REQUIREMENT:
Word for word, quote all of the material, omitting the pictures.

★ ★ ★ ★ ★

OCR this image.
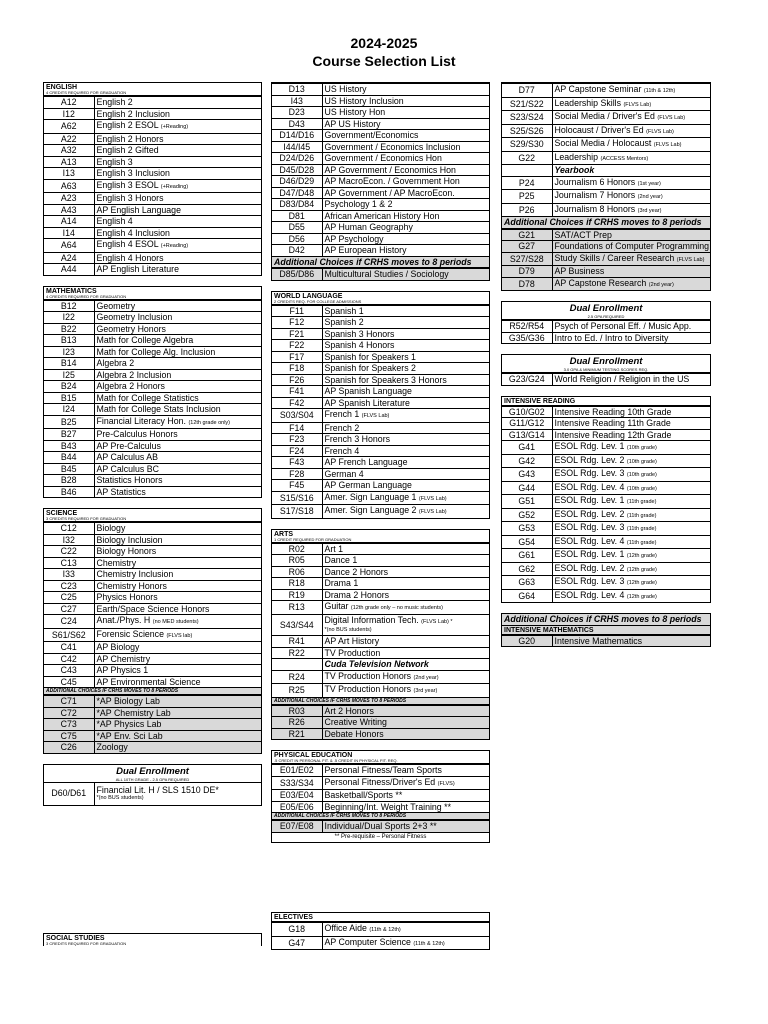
2024-2025
Course Selection List
ENGLISH
4 CREDITS REQUIRED FOR GRADUATION
A12	English 2
I12	English 2 Inclusion
A62	English 2 ESOL (+Reading)
A22	English 2 Honors
A32	English 2 Gifted
A13	English 3
I13	English 3 Inclusion
A63	English 3 ESOL (+Reading)
A23	English 3 Honors
A43	AP English Language
A14	English 4
I14	English 4 Inclusion
A64	English 4 ESOL (+Reading)
A24	English 4 Honors
A44	AP English Literature
MATHEMATICS
4 CREDITS REQUIRED FOR GRADUATION
B12	Geometry
I22	Geometry Inclusion
B22	Geometry Honors
B13	Math for College Algebra
I23	Math for College Alg. Inclusion
B14	Algebra 2
I25	Algebra 2 Inclusion
B24	Algebra 2 Honors
B15	Math for College Statistics
I24	Math for College Stats Inclusion
B25	Financial Literacy Hon. (12th grade only)
B27	Pre-Calculus Honors
B43	AP Pre-Calculus
B44	AP Calculus AB
B45	AP Calculus BC
B28	Statistics Honors
B46	AP Statistics
SCIENCE
3 CREDITS REQUIRED FOR GRADUATION
C12	Biology
I32	Biology Inclusion
C22	Biology Honors
C13	Chemistry
I33	Chemistry Inclusion
C23	Chemistry Honors
C25	Physics Honors
C27	Earth/Space Science Honors
C24	Anat./Phys. H (no MED students)
S61/S62	Forensic Science (FLVS lab)
C41	AP Biology
C42	AP Chemistry
C43	AP Physics 1
C45	AP Environmental Science
ADDITIONAL CHOICES IF CRHS MOVES TO 8 PERIODS
C71	*AP Biology Lab
C72	*AP Chemistry Lab
C73	*AP Physics Lab
C75	*AP Env. Sci Lab
C26	Zoology
Dual Enrollment
ALL 10TH GRADE - 2.5 GPA REQUIRED
D60/D61	Financial Lit. H / SLS 1510 DE*
*(no BUS students)
SOCIAL STUDIES
3 CREDITS REQUIRED FOR GRADUATION
D13	US History
I43	US History Inclusion
D23	US History Hon
D43	AP US History
D14/D16	Government/Economics
I44/I45	Government / Economics Inclusion
D24/D26	Government / Economics Hon
D45/D28	AP Government / Economics Hon
D46/D29	AP MacroEcon. / Government Hon
D47/D48	AP Government / AP MacroEcon.
D83/D84	Psychology 1 & 2
D81	African American History Hon
D55	AP Human Geography
D56	AP Psychology
D42	AP European History
Additional Choices if CRHS moves to 8 periods
D85/D86	Multicultural Studies / Sociology
WORLD LANGUAGE
2 CREDITS REQ. FOR COLLEGE ADMISSIONS
F11	Spanish 1
F12	Spanish 2
F21	Spanish 3 Honors
F22	Spanish 4 Honors
F17	Spanish for Speakers 1
F18	Spanish for Speakers 2
F26	Spanish for Speakers 3 Honors
F41	AP Spanish Language
F42	AP Spanish Literature
S03/S04	French 1 (FLVS Lab)
F14	French 2
F23	French 3 Honors
F24	French 4
F43	AP French Language
F28	German 4
F45	AP German Language
S15/S16	Amer. Sign Language 1 (FLVS Lab)
S17/S18	Amer. Sign Language 2 (FLVS Lab)
ARTS
1 CREDIT REQUIRED FOR GRADUATION
R02	Art 1
R05	Dance 1
R06	Dance 2 Honors
R18	Drama 1
R19	Drama 2 Honors
R13	Guitar (12th grade only – no music students)
S43/S44	Digital Information Tech. (FLVS Lab) *
*(no BUS students)
R41	AP Art History
R22	TV Production
	Cuda Television Network
R24	TV Production Honors (2nd year)
R25	TV Production Honors (3rd year)
ADDITIONAL CHOICES IF CRHS MOVES TO 8 PERIODS
R03	Art 2 Honors
R26	Creative Writing
R21	Debate Honors
PHYSICAL EDUCATION
.5 CREDIT IN PERSONAL FIT. & .5 CREDIT IN PHYSICAL FIT. REQ.
E01/E02	Personal Fitness/Team Sports
S33/S34	Personal Fitness/Driver's Ed (FLVS)
E03/E04	Basketball/Sports **
E05/E06	Beginning/Int. Weight Training **
ADDITIONAL CHOICES IF CRHS MOVES TO 8 PERIODS
E07/E08	Individual/Dual Sports 2+3 **
** Pre-requisite – Personal Fitness
ELECTIVES
G18	Office Aide (11th & 12th)
G47	AP Computer Science (11th & 12th)
D77	AP Capstone Seminar (11th & 12th)
S21/S22	Leadership Skills (FLVS Lab)
S23/S24	Social Media / Driver's Ed (FLVS Lab)
S25/S26	Holocaust / Driver's Ed (FLVS Lab)
S29/S30	Social Media / Holocaust (FLVS Lab)
G22	Leadership (ACCESS Mentors)
	Yearbook
P24	Journalism 6 Honors (1st year)
P25	Journalism 7 Honors (2nd year)
P26	Journalism 8 Honors (3rd year)
Additional Choices if CRHS moves to 8 periods
G21	SAT/ACT Prep
G27	Foundations of Computer Programming
S27/S28	Study Skills / Career Research (FLVS Lab)
D79	AP Business
D78	AP Capstone Research (2nd year)
Dual Enrollment
2.5 GPA REQUIRED
R52/R54	Psych of Personal Eff. / Music App.
G35/G36	Intro to Ed. / Intro to Diversity
Dual Enrollment
3.0 GPA & MINIMUM TESTING SCORES REQ.
G23/G24	World Religion / Religion in the US
INTENSIVE READING
G10/G02	Intensive Reading 10th Grade
G11/G12	Intensive Reading 11th Grade
G13/G14	Intensive Reading 12th Grade
G41	ESOL Rdg. Lev. 1 (10th grade)
G42	ESOL Rdg. Lev. 2 (10th grade)
G43	ESOL Rdg. Lev. 3 (10th grade)
G44	ESOL Rdg. Lev. 4 (10th grade)
G51	ESOL Rdg. Lev. 1 (11th grade)
G52	ESOL Rdg. Lev. 2 (11th grade)
G53	ESOL Rdg. Lev. 3 (11th grade)
G54	ESOL Rdg. Lev. 4 (11th grade)
G61	ESOL Rdg. Lev. 1 (12th grade)
G62	ESOL Rdg. Lev. 2 (12th grade)
G63	ESOL Rdg. Lev. 3 (12th grade)
G64	ESOL Rdg. Lev. 4 (12th grade)
Additional Choices if CRHS moves to 8 periods
INTENSIVE MATHEMATICS
G20	Intensive Mathematics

★ ★ ★ ★ ★

WRITTEN SOLUTION:
OCR this image.
2024-2025
Course Selection List
ENGLISH
4 CREDITS REQUIRED FOR GRADUATION
A12	English 2
I12	English 2 Inclusion
A62	English 2 ESOL (+Reading)
A22	English 2 Honors
A32	English 2 Gifted
A13	English 3
I13	English 3 Inclusion
A63	English 3 ESOL (+Reading)
A23	English 3 Honors
A43	AP English Language
A14	English 4
I14	English 4 Inclusion
A64	English 4 ESOL (+Reading)
A24	English 4 Honors
A44	AP English Literature
MATHEMATICS
4 CREDITS REQUIRED FOR GRADUATION
B12	Geometry
I22	Geometry Inclusion
B22	Geometry Honors
B13	Math for College Algebra
I23	Math for College Alg. Inclusion
B14	Algebra 2
I25	Algebra 2 Inclusion
B24	Algebra 2 Honors
B15	Math for College Statistics
I24	Math for College Stats Inclusion
B25	Financial Literacy Hon. (12th grade only)
B27	Pre-Calculus Honors
B43	AP Pre-Calculus
B44	AP Calculus AB
B45	AP Calculus BC
B28	Statistics Honors
B46	AP Statistics
SCIENCE
3 CREDITS REQUIRED FOR GRADUATION
C12	Biology
I32	Biology Inclusion
C22	Biology Honors
C13	Chemistry
I33	Chemistry Inclusion
C23	Chemistry Honors
C25	Physics Honors
C27	Earth/Space Science Honors
C24	Anat./Phys. H (no MED students)
S61/S62	Forensic Science (FLVS lab)
C41	AP Biology
C42	AP Chemistry
C43	AP Physics 1
C45	AP Environmental Science
ADDITIONAL CHOICES IF CRHS MOVES TO 8 PERIODS
C71	*AP Biology Lab
C72	*AP Chemistry Lab
C73	*AP Physics Lab
C75	*AP Env. Sci Lab
C26	Zoology
Dual Enrollment
ALL 10TH GRADE - 2.5 GPA REQUIRED
D60/D61	Financial Lit. H / SLS 1510 DE*
*(no BUS students)
SOCIAL STUDIES
3 CREDITS REQUIRED FOR GRADUATION
D13	US History
I43	US History Inclusion
D23	US History Hon
D43	AP US History
D14/D16	Government/Economics
I44/I45	Government / Economics Inclusion
D24/D26	Government / Economics Hon
D45/D28	AP Government / Economics Hon
D46/D29	AP MacroEcon. / Government Hon
D47/D48	AP Government / AP MacroEcon.
D83/D84	Psychology 1 & 2
D81	African American History Hon
D55	AP Human Geography
D56	AP Psychology
D42	AP European History
Additional Choices if CRHS moves to 8 periods
D85/D86	Multicultural Studies / Sociology
WORLD LANGUAGE
2 CREDITS REQ. FOR COLLEGE ADMISSIONS
F11	Spanish 1
F12	Spanish 2
F21	Spanish 3 Honors
F22	Spanish 4 Honors
F17	Spanish for Speakers 1
F18	Spanish for Speakers 2
F26	Spanish for Speakers 3 Honors
F41	AP Spanish Language
F42	AP Spanish Literature
S03/S04	French 1 (FLVS Lab)
F14	French 2
F23	French 3 Honors
F24	French 4
F43	AP French Language
F28	German 4
F45	AP German Language
S15/S16	Amer. Sign Language 1 (FLVS Lab)
S17/S18	Amer. Sign Language 2 (FLVS Lab)
ARTS
1 CREDIT REQUIRED FOR GRADUATION
R02	Art 1
R05	Dance 1
R06	Dance 2 Honors
R18	Drama 1
R19	Drama 2 Honors
R13	Guitar (12th grade only – no music students)
S43/S44	Digital Information Tech. (FLVS Lab) *
*(no BUS students)
R41	AP Art History
R22	TV Production
	Cuda Television Network
R24	TV Production Honors (2nd year)
R25	TV Production Honors (3rd year)
ADDITIONAL CHOICES IF CRHS MOVES TO 8 PERIODS
R03	Art 2 Honors
R26	Creative Writing
R21	Debate Honors
PHYSICAL EDUCATION
.5 CREDIT IN PERSONAL FIT. & .5 CREDIT IN PHYSICAL FIT. REQ.
E01/E02	Personal Fitness/Team Sports
S33/S34	Personal Fitness/Driver's Ed (FLVS)
E03/E04	Basketball/Sports **
E05/E06	Beginning/Int. Weight Training **
ADDITIONAL CHOICES IF CRHS MOVES TO 8 PERIODS
E07/E08	Individual/Dual Sports 2+3 **
** Pre-requisite – Personal Fitness
ELECTIVES
G18	Office Aide (11th & 12th)
G47	AP Computer Science (11th & 12th)
D77	AP Capstone Seminar (11th & 12th)
S21/S22	Leadership Skills (FLVS Lab)
S23/S24	Social Media / Driver's Ed (FLVS Lab)
S25/S26	Holocaust / Driver's Ed (FLVS Lab)
S29/S30	Social Media / Holocaust (FLVS Lab)
G22	Leadership (ACCESS Mentors)
	Yearbook
P24	Journalism 6 Honors (1st year)
P25	Journalism 7 Honors (2nd year)
P26	Journalism 8 Honors (3rd year)
Additional Choices if CRHS moves to 8 periods
G21	SAT/ACT Prep
G27	Foundations of Computer Programming
S27/S28	Study Skills / Career Research (FLVS Lab)
D79	AP Business
D78	AP Capstone Research (2nd year)
Dual Enrollment
2.5 GPA REQUIRED
R52/R54	Psych of Personal Eff. / Music App.
G35/G36	Intro to Ed. / Intro to Diversity
Dual Enrollment
3.0 GPA & MINIMUM TESTING SCORES REQ.
G23/G24	World Religion / Religion in the US
INTENSIVE READING
G10/G02	Intensive Reading 10th Grade
G11/G12	Intensive Reading 11th Grade
G13/G14	Intensive Reading 12th Grade
G41	ESOL Rdg. Lev. 1 (10th grade)
G42	ESOL Rdg. Lev. 2 (10th grade)
G43	ESOL Rdg. Lev. 3 (10th grade)
G44	ESOL Rdg. Lev. 4 (10th grade)
G51	ESOL Rdg. Lev. 1 (11th grade)
G52	ESOL Rdg. Lev. 2 (11th grade)
G53	ESOL Rdg. Lev. 3 (11th grade)
G54	ESOL Rdg. Lev. 4 (11th grade)
G61	ESOL Rdg. Lev. 1 (12th grade)
G62	ESOL Rdg. Lev. 2 (12th grade)
G63	ESOL Rdg. Lev. 3 (12th grade)
G64	ESOL Rdg. Lev. 4 (12th grade)
Additional Choices if CRHS moves to 8 periods
INTENSIVE MATHEMATICS
G20	Intensive Mathematics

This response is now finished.